# WHAT NEEDS TO BE DONE
Reproduce, word for word, the part of the jogging problem thread between "distance = 300+100" and "Hello mate!!", inclusive.

# EXCERPTED TEXT
=== Section Start ===

Physics, asked by roanit333, 10 months ago

Joseph jogs from one end A to the other end B of a straight 300m road in 2 minutes 30 second and then turns around and jogs 100m back to point C in another 1 minute. What are Joseph’s average speeds and velocities in jogging from
a) A to B
b) A to C?

Answers

Answered by Lilyrose0111
17

Answer:

Velocity = dispacement / time

Speed = distance / time

a) when he jogs from A to B on a straight road,

displacement = distance = 300m

time = 2 minutes 30 seconds = 150 s

velocity = 300/150 = 2 m/s

speed = 300/150 = 2m/s

b)when he jogs from A to B and turns back to C,

displacement = 300-100 = 200m

distance = 300+100 = 400m

time = 3 minute 30 second = 210 s

velocity = 200/210 = 20/21 m/s

speed = 400/210 = 40/21 m/s

Answered by shahilkashyap858
11

Answer:

Hello mate!!

=== Section End ===

# INFORMATION

=== Section Start ===

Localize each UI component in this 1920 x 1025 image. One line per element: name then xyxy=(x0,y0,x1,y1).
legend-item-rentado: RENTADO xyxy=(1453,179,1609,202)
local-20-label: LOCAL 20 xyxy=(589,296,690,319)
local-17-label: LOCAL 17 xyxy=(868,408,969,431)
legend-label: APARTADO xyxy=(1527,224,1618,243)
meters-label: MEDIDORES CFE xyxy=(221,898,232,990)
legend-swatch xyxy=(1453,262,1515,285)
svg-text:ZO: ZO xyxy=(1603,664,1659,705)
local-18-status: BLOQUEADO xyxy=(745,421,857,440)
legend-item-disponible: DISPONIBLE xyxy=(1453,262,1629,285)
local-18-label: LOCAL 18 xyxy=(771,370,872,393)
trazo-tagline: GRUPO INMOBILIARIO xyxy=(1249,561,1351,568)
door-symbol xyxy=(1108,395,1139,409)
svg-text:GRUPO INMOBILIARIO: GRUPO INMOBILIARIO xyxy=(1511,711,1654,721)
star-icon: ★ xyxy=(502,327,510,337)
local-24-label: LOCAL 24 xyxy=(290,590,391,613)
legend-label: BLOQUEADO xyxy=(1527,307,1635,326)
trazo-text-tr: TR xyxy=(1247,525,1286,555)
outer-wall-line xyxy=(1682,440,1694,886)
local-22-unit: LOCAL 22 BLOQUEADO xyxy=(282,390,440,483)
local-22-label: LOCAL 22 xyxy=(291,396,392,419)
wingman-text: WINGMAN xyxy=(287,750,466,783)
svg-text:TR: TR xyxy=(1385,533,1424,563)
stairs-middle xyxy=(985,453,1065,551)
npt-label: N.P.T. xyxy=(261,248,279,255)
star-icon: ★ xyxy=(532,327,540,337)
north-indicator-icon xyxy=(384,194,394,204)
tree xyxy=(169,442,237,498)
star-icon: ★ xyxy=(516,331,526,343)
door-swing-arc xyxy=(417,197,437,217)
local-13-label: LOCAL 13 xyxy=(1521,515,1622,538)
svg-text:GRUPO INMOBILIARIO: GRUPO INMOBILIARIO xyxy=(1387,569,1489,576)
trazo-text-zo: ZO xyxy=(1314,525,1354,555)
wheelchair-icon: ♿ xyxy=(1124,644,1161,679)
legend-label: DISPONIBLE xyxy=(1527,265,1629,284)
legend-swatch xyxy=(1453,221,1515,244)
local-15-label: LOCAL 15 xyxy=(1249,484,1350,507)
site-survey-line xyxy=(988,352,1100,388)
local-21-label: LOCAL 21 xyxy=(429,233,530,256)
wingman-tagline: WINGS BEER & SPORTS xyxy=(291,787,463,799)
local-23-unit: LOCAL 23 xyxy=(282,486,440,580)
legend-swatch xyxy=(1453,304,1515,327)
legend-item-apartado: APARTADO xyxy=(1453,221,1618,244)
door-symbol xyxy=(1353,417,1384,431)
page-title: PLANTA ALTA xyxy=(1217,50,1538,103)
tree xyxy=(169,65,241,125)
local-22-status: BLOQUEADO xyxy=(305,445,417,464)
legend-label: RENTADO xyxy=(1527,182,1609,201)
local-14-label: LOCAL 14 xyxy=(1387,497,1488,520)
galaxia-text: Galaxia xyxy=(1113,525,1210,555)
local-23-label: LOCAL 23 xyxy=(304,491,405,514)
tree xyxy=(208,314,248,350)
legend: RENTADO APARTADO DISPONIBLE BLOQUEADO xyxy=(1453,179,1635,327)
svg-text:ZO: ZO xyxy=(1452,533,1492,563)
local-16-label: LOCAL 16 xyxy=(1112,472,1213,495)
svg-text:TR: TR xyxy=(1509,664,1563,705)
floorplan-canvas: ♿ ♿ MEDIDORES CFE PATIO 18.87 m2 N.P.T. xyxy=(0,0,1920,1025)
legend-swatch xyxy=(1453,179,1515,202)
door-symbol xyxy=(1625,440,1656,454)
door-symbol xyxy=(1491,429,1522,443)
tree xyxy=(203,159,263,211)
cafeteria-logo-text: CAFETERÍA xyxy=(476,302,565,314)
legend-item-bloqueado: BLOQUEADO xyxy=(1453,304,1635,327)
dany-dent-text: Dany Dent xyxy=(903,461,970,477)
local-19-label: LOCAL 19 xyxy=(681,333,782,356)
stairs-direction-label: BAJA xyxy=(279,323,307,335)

=== Section End ===

# YOUR SOLUTION
distance = 300+100 = 400m

time = 3 minute 30 second = 210 s

velocity = 200/210 = 20/21 m/s

speed = 400/210 = 40/21 m/s

Answered by shahilkashyap858
11

Answer:

Hello mate!!